TO DO:
Would you copy out the whole listing exactly as given?

PROVIDED DATA:

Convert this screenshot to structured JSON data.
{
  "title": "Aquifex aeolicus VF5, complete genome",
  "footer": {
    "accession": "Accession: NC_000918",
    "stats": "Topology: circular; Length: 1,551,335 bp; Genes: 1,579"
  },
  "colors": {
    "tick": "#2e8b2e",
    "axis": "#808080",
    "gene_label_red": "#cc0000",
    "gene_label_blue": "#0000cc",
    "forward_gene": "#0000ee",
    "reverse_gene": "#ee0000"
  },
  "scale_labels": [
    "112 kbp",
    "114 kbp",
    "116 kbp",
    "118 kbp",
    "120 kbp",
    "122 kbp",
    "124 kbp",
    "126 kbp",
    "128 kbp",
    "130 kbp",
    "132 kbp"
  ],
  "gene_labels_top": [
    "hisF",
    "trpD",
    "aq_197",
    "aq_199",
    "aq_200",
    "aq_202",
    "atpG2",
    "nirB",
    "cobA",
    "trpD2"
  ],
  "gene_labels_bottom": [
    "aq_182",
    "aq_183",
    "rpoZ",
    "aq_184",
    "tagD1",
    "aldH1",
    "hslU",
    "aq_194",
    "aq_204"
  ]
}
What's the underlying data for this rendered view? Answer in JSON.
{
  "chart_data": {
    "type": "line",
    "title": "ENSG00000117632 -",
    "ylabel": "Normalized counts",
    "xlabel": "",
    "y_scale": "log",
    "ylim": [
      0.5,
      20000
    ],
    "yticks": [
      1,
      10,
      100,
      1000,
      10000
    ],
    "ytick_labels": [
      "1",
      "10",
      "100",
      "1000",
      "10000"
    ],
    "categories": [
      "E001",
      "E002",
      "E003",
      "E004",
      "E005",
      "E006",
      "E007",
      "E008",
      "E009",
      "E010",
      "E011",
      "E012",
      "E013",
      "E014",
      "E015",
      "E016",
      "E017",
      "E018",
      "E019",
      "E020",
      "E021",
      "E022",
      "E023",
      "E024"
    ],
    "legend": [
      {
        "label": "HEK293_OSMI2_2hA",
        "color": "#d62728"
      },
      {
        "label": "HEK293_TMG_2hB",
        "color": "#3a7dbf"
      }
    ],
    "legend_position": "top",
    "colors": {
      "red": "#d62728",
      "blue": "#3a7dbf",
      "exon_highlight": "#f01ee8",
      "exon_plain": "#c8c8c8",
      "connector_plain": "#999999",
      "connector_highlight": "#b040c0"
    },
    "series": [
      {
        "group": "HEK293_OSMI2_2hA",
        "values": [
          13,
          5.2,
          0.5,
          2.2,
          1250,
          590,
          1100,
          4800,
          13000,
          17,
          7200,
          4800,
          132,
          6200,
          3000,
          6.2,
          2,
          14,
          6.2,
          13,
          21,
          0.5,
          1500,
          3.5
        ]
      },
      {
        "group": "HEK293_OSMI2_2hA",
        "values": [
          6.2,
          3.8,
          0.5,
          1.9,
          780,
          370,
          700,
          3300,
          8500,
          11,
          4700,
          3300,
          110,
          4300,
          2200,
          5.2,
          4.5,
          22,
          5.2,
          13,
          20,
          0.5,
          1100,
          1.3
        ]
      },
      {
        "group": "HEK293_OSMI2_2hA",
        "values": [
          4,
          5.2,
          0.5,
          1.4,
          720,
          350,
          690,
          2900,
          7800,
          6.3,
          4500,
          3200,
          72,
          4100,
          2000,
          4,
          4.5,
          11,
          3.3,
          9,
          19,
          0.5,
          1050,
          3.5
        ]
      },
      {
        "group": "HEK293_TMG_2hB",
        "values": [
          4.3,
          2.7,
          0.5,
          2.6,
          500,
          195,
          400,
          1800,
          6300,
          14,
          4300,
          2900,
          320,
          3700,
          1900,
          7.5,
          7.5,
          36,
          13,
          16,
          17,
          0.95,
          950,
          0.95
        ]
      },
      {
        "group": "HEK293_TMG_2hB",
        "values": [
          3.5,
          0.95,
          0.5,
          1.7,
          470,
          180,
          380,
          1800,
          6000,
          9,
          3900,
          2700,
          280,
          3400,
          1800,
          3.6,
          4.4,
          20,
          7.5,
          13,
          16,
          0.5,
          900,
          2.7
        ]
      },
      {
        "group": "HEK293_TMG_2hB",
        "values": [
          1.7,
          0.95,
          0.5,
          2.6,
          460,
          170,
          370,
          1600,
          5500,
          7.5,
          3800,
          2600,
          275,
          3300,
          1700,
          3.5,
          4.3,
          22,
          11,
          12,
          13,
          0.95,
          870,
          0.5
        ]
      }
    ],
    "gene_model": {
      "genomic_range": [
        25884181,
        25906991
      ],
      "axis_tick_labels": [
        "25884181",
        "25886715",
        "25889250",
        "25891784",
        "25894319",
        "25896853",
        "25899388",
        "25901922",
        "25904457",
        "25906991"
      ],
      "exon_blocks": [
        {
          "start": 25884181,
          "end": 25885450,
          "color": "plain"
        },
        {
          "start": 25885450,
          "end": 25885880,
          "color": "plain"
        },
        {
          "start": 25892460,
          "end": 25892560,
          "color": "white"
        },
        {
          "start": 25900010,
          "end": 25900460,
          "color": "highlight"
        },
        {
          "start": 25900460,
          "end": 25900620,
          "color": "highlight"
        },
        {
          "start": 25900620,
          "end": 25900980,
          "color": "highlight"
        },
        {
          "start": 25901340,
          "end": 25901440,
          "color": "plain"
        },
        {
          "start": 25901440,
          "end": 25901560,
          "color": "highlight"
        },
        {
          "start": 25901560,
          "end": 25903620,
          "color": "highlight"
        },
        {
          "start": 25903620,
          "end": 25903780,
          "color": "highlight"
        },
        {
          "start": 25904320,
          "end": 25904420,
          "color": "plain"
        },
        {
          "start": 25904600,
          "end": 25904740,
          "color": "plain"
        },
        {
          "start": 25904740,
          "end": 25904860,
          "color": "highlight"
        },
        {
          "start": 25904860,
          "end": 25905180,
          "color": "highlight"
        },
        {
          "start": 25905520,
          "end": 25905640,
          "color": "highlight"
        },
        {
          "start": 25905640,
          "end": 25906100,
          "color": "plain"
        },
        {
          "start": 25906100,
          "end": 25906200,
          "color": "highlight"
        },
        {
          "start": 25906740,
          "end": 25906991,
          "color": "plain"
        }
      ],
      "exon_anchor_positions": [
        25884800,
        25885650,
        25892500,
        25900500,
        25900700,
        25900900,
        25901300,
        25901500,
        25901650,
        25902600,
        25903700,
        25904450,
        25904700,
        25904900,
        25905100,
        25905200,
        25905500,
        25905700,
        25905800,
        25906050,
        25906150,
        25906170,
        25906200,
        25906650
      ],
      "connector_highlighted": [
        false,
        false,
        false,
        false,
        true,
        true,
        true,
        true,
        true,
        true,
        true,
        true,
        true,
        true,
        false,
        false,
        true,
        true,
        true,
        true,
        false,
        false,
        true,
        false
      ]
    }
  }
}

ANSWER TO THIS PROBLEM:
Convert this screenshot to structured JSON data.
{
  "title": "Aquifex aeolicus VF5, complete genome",
  "footer": {
    "accession": "Accession: NC_000918",
    "stats": "Topology: circular; Length: 1,551,335 bp; Genes: 1,579"
  },
  "colors": {
    "tick": "#2e8b2e",
    "axis": "#808080",
    "gene_label_red": "#cc0000",
    "gene_label_blue": "#0000cc",
    "forward_gene": "#0000ee",
    "reverse_gene": "#ee0000"
  },
  "scale_labels": [
    "112 kbp",
    "114 kbp",
    "116 kbp",
    "118 kbp",
    "120 kbp",
    "122 kbp",
    "124 kbp",
    "126 kbp",
    "128 kbp",
    "130 kbp",
    "132 kbp"
  ],
  "gene_labels_top": [
    "hisF",
    "trpD",
    "aq_197",
    "aq_199",
    "aq_200",
    "aq_202",
    "atpG2",
    "nirB",
    "cobA",
    "trpD2"
  ],
  "gene_labels_bottom": [
    "aq_182",
    "aq_183",
    "rpoZ",
    "aq_184",
    "tagD1",
    "aldH1",
    "hslU",
    "aq_194",
    "aq_204"
  ]
}
What's the underlying data for this rendered view? Answer in JSON.
{
  "chart_data": {
    "type": "line",
    "title": "ENSG00000117632 -",
    "ylabel": "Normalized counts",
    "xlabel": "",
    "y_scale": "log",
    "ylim": [
      0.5,
      20000
    ],
    "yticks": [
      1,
      10,
      100,
      1000,
      10000
    ],
    "ytick_labels": [
      "1",
      "10",
      "100",
      "1000",
      "10000"
    ],
    "categories": [
      "E001",
      "E002",
      "E003",
      "E004",
      "E005",
      "E006",
      "E007",
      "E008",
      "E009",
      "E010",
      "E011",
      "E012",
      "E013",
      "E014",
      "E015",
      "E016",
      "E017",
      "E018",
      "E019",
      "E020",
      "E021",
      "E022",
      "E023",
      "E024"
    ],
    "legend": [
      {
        "label": "HEK293_OSMI2_2hA",
        "color": "#d62728"
      },
      {
        "label": "HEK293_TMG_2hB",
        "color": "#3a7dbf"
      }
    ],
    "legend_position": "top",
    "colors": {
      "red": "#d62728",
      "blue": "#3a7dbf",
      "exon_highlight": "#f01ee8",
      "exon_plain": "#c8c8c8",
      "connector_plain": "#999999",
      "connector_highlight": "#b040c0"
    },
    "series": [
      {
        "group": "HEK293_OSMI2_2hA",
        "values": [
          13,
          5.2,
          0.5,
          2.2,
          1250,
          590,
          1100,
          4800,
          13000,
          17,
          7200,
          4800,
          132,
          6200,
          3000,
          6.2,
          2,
          14,
          6.2,
          13,
          21,
          0.5,
          1500,
          3.5
        ]
      },
      {
        "group": "HEK293_OSMI2_2hA",
        "values": [
          6.2,
          3.8,
          0.5,
          1.9,
          780,
          370,
          700,
          3300,
          8500,
          11,
          4700,
          3300,
          110,
          4300,
          2200,
          5.2,
          4.5,
          22,
          5.2,
          13,
          20,
          0.5,
          1100,
          1.3
        ]
      },
      {
        "group": "HEK293_OSMI2_2hA",
        "values": [
          4,
          5.2,
          0.5,
          1.4,
          720,
          350,
          690,
          2900,
          7800,
          6.3,
          4500,
          3200,
          72,
          4100,
          2000,
          4,
          4.5,
          11,
          3.3,
          9,
          19,
          0.5,
          1050,
          3.5
        ]
      },
      {
        "group": "HEK293_TMG_2hB",
        "values": [
          4.3,
          2.7,
          0.5,
          2.6,
          500,
          195,
          400,
          1800,
          6300,
          14,
          4300,
          2900,
          320,
          3700,
          1900,
          7.5,
          7.5,
          36,
          13,
          16,
          17,
          0.95,
          950,
          0.95
        ]
      },
      {
        "group": "HEK293_TMG_2hB",
        "values": [
          3.5,
          0.95,
          0.5,
          1.7,
          470,
          180,
          380,
          1800,
          6000,
          9,
          3900,
          2700,
          280,
          3400,
          1800,
          3.6,
          4.4,
          20,
          7.5,
          13,
          16,
          0.5,
          900,
          2.7
        ]
      },
      {
        "group": "HEK293_TMG_2hB",
        "values": [
          1.7,
          0.95,
          0.5,
          2.6,
          460,
          170,
          370,
          1600,
          5500,
          7.5,
          3800,
          2600,
          275,
          3300,
          1700,
          3.5,
          4.3,
          22,
          11,
          12,
          13,
          0.95,
          870,
          0.5
        ]
      }
    ],
    "gene_model": {
      "genomic_range": [
        25884181,
        25906991
      ],
      "axis_tick_labels": [
        "25884181",
        "25886715",
        "25889250",
        "25891784",
        "25894319",
        "25896853",
        "25899388",
        "25901922",
        "25904457",
        "25906991"
      ],
      "exon_blocks": [
        {
          "start": 25884181,
          "end": 25885450,
          "color": "plain"
        },
        {
          "start": 25885450,
          "end": 25885880,
          "color": "plain"
        },
        {
          "start": 25892460,
          "end": 25892560,
          "color": "white"
        },
        {
          "start": 25900010,
          "end": 25900460,
          "color": "highlight"
        },
        {
          "start": 25900460,
          "end": 25900620,
          "color": "highlight"
        },
        {
          "start": 25900620,
          "end": 25900980,
          "color": "highlight"
        },
        {
          "start": 25901340,
          "end": 25901440,
          "color": "plain"
        },
        {
          "start": 25901440,
          "end": 25901560,
          "color": "highlight"
        },
        {
          "start": 25901560,
          "end": 25903620,
          "color": "highlight"
        },
        {
          "start": 25903620,
          "end": 25903780,
          "color": "highlight"
        },
        {
          "start": 25904320,
          "end": 25904420,
          "color": "plain"
        },
        {
          "start": 25904600,
          "end": 25904740,
          "color": "plain"
        },
        {
          "start": 25904740,
          "end": 25904860,
          "color": "highlight"
        },
        {
          "start": 25904860,
          "end": 25905180,
          "color": "highlight"
        },
        {
          "start": 25905520,
          "end": 25905640,
          "color": "highlight"
        },
        {
          "start": 25905640,
          "end": 25906100,
          "color": "plain"
        },
        {
          "start": 25906100,
          "end": 25906200,
          "color": "highlight"
        },
        {
          "start": 25906740,
          "end": 25906991,
          "color": "plain"
        }
      ],
      "exon_anchor_positions": [
        25884800,
        25885650,
        25892500,
        25900500,
        25900700,
        25900900,
        25901300,
        25901500,
        25901650,
        25902600,
        25903700,
        25904450,
        25904700,
        25904900,
        25905100,
        25905200,
        25905500,
        25905700,
        25905800,
        25906050,
        25906150,
        25906170,
        25906200,
        25906650
      ],
      "connector_highlighted": [
        false,
        false,
        false,
        false,
        true,
        true,
        true,
        true,
        true,
        true,
        true,
        true,
        true,
        true,
        false,
        false,
        true,
        true,
        true,
        true,
        false,
        false,
        true,
        false
      ]
    }
  }
}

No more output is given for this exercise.